| Directions |
Each line containing the word "triangle" must be reported.

[Data entries for graphics]
>> start

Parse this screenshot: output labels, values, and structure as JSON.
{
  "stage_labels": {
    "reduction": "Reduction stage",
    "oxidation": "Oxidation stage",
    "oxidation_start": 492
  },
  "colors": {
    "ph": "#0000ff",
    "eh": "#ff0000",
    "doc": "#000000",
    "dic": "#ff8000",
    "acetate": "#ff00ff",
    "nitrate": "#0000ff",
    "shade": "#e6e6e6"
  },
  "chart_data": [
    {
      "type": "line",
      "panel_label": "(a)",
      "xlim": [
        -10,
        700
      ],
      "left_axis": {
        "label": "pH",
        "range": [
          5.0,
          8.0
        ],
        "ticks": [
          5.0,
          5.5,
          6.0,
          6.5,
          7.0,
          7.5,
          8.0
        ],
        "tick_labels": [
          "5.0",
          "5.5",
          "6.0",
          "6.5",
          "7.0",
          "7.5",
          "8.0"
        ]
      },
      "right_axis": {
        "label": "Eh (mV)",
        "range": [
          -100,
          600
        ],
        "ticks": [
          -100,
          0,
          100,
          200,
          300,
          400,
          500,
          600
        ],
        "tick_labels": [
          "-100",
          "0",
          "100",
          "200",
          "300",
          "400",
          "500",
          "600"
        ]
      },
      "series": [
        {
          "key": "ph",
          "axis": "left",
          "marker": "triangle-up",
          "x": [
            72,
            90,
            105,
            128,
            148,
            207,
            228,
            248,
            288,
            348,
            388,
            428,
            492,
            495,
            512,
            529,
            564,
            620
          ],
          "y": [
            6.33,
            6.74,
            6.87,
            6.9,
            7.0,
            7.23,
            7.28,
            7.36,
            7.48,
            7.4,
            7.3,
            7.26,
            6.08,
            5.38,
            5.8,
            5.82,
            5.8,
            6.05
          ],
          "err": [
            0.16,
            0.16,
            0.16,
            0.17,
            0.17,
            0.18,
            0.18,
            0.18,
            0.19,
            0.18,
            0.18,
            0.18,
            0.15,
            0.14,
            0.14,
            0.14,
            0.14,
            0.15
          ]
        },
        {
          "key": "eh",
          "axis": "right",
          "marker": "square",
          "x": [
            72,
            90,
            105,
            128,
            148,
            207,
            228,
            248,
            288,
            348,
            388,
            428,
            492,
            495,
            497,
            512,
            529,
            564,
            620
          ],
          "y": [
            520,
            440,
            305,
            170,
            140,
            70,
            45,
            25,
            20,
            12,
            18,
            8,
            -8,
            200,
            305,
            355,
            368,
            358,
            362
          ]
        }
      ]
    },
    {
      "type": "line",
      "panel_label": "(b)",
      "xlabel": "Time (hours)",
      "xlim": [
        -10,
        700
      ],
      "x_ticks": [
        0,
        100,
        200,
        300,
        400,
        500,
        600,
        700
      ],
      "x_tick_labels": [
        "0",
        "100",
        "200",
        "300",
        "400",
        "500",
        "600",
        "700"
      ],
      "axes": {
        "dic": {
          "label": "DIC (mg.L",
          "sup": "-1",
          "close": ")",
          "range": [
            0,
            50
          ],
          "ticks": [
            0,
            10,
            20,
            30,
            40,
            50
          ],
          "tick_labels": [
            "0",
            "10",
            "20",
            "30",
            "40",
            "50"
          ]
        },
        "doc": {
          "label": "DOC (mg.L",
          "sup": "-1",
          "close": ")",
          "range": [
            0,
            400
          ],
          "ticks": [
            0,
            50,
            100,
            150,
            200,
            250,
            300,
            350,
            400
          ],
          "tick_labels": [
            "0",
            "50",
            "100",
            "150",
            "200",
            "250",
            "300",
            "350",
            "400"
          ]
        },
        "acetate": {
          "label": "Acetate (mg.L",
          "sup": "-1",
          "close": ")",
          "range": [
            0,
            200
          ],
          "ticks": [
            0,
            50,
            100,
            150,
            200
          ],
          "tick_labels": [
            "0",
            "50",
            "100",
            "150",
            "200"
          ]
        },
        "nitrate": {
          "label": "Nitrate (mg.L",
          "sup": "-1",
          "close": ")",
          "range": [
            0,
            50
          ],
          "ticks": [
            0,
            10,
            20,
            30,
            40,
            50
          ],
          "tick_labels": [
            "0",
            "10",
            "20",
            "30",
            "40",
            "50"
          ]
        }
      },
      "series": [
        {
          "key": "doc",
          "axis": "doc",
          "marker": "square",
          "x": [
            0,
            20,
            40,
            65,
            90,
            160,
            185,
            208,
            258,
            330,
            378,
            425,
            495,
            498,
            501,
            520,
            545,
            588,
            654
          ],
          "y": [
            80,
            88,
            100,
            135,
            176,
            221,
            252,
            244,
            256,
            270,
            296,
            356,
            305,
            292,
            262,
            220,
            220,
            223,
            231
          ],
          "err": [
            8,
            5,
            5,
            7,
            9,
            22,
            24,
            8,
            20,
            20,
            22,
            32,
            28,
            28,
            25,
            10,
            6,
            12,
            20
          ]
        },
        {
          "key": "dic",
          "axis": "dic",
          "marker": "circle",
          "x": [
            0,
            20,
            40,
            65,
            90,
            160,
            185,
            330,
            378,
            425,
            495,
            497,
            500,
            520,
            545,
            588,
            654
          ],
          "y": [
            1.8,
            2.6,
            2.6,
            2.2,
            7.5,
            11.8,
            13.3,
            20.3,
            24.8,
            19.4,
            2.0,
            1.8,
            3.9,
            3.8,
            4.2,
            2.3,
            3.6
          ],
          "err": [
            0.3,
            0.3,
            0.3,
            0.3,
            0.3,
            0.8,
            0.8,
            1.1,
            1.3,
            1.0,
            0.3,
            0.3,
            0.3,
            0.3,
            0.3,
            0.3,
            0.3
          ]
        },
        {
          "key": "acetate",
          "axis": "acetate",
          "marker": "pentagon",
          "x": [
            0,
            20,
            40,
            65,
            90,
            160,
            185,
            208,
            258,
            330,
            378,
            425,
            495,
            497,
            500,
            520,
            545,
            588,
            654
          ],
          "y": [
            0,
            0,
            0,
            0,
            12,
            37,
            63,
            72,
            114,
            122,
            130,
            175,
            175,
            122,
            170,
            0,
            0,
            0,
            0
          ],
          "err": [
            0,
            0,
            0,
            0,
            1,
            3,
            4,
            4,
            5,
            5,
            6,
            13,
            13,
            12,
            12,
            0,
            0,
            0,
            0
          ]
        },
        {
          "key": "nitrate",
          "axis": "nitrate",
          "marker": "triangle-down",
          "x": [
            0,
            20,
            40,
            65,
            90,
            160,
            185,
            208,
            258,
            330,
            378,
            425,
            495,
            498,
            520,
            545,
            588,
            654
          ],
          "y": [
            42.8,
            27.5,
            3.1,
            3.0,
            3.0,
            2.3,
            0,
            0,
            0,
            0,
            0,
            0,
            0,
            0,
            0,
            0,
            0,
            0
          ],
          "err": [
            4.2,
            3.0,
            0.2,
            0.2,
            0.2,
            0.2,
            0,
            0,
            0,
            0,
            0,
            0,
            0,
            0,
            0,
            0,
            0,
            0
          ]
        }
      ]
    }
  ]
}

>> end

| Written solution |
          "marker": "triangle-up",
          "marker": "triangle-down",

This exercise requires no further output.